Recorded information:
↓

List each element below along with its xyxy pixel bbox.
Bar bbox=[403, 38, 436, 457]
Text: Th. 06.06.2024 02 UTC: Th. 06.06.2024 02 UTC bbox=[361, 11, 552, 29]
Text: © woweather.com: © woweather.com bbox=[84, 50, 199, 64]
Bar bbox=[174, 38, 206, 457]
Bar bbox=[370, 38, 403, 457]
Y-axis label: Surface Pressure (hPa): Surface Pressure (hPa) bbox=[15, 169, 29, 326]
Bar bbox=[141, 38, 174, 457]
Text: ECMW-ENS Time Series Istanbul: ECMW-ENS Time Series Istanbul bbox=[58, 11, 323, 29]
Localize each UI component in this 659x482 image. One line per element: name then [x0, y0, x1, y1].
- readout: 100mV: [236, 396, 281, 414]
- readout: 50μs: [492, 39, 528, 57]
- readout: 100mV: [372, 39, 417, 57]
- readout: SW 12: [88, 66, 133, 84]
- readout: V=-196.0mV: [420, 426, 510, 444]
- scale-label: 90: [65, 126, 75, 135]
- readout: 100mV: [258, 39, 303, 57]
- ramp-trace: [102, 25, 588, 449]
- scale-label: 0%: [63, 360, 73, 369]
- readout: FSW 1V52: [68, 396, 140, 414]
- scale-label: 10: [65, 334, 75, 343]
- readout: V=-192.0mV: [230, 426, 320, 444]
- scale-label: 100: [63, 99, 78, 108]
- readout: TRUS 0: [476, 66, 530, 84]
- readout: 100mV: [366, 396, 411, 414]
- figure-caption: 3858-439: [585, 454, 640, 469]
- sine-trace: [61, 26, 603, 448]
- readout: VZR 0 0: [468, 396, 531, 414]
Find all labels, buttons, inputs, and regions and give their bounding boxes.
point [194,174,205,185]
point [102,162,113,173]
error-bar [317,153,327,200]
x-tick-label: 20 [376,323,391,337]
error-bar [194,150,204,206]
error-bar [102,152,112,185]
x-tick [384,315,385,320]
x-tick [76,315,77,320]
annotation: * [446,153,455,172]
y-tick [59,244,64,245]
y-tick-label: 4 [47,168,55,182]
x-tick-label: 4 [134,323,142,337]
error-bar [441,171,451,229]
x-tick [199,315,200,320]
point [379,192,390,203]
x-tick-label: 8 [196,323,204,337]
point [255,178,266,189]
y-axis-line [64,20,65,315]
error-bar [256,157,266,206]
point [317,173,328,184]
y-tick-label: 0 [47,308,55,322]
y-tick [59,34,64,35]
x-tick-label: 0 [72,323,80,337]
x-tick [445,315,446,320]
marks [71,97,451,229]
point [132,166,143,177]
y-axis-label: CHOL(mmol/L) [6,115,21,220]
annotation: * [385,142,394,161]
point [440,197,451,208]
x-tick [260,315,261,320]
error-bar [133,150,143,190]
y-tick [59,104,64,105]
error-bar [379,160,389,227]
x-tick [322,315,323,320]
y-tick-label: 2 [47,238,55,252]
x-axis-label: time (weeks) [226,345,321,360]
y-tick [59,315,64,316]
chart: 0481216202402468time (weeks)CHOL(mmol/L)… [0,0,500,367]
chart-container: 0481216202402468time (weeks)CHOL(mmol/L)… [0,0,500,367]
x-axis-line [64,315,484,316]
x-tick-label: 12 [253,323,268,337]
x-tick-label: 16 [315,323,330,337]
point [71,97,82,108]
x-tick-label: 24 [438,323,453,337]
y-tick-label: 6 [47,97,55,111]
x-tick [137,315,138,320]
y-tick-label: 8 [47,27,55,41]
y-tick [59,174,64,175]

↑

Given problem: Recast every line of the items above as one numbered list, leaving out any blank lines.

Completed exercise:
1. List each element below along with its xyxy pixel bbox.
2. Bar bbox=[403, 38, 436, 457]
3. Text: Th. 06.06.2024 02 UTC: Th. 06.06.2024 02 UTC bbox=[361, 11, 552, 29]
4. Text: © woweather.com: © woweather.com bbox=[84, 50, 199, 64]
5. Bar bbox=[174, 38, 206, 457]
6. Bar bbox=[370, 38, 403, 457]
7. Y-axis label: Surface Pressure (hPa): Surface Pressure (hPa) bbox=[15, 169, 29, 326]
8. Bar bbox=[141, 38, 174, 457]
9. Text: ECMW-ENS Time Series Istanbul: ECMW-ENS Time Series Istanbul bbox=[58, 11, 323, 29]
10. Localize each UI component in this 659x482 image. One line per element: name then [x0, y0, x1, y1].
11. - readout: 100mV: [236, 396, 281, 414]
12. - readout: 50μs: [492, 39, 528, 57]
13. - readout: 100mV: [372, 39, 417, 57]
14. - readout: SW 12: [88, 66, 133, 84]
15. - readout: V=-196.0mV: [420, 426, 510, 444]
16. - scale-label: 90: [65, 126, 75, 135]
17. - readout: 100mV: [258, 39, 303, 57]
18. - ramp-trace: [102, 25, 588, 449]
19. - scale-label: 0%: [63, 360, 73, 369]
20. - readout: FSW 1V52: [68, 396, 140, 414]
21. - scale-label: 10: [65, 334, 75, 343]
22. - readout: V=-192.0mV: [230, 426, 320, 444]
23. - scale-label: 100: [63, 99, 78, 108]
24. - readout: TRUS 0: [476, 66, 530, 84]
25. - readout: 100mV: [366, 396, 411, 414]
26. - figure-caption: 3858-439: [585, 454, 640, 469]
27. - sine-trace: [61, 26, 603, 448]
28. - readout: VZR 0 0: [468, 396, 531, 414]
29. Find all labels, buttons, inputs, and regions and give their bounding boxes.
30. point [194,174,205,185]
31. point [102,162,113,173]
32. error-bar [317,153,327,200]
33. x-tick-label: 20 [376,323,391,337]
34. error-bar [194,150,204,206]
35. error-bar [102,152,112,185]
36. x-tick [384,315,385,320]
37. x-tick [76,315,77,320]
38. annotation: * [446,153,455,172]
39. y-tick [59,244,64,245]
40. y-tick-label: 4 [47,168,55,182]
41. x-tick-label: 4 [134,323,142,337]
42. error-bar [441,171,451,229]
43. x-tick [199,315,200,320]
44. point [379,192,390,203]
45. x-tick-label: 8 [196,323,204,337]
46. point [255,178,266,189]
47. y-axis-line [64,20,65,315]
48. error-bar [256,157,266,206]
49. point [317,173,328,184]
50. y-tick-label: 0 [47,308,55,322]
51. y-tick [59,34,64,35]
52. x-tick-label: 0 [72,323,80,337]
53. x-tick [445,315,446,320]
54. marks [71,97,451,229]
55. point [132,166,143,177]
56. y-axis-label: CHOL(mmol/L) [6,115,21,220]
57. annotation: * [385,142,394,161]
58. point [440,197,451,208]
59. x-tick [260,315,261,320]
60. error-bar [133,150,143,190]
61. y-tick [59,104,64,105]
62. error-bar [379,160,389,227]
63. x-tick [322,315,323,320]
64. y-tick-label: 2 [47,238,55,252]
65. x-axis-label: time (weeks) [226,345,321,360]
66. y-tick [59,315,64,316]
67. chart: 0481216202402468time (weeks)CHOL(mmol/L)… [0,0,500,367]
68. chart-container: 0481216202402468time (weeks)CHOL(mmol/L)… [0,0,500,367]
69. x-axis-line [64,315,484,316]
70. x-tick-label: 12 [253,323,268,337]
71. x-tick-label: 16 [315,323,330,337]
72. point [71,97,82,108]
73. x-tick-label: 24 [438,323,453,337]
74. y-tick-label: 6 [47,97,55,111]
75. x-tick [137,315,138,320]
76. y-tick-label: 8 [47,27,55,41]
77. y-tick [59,174,64,175]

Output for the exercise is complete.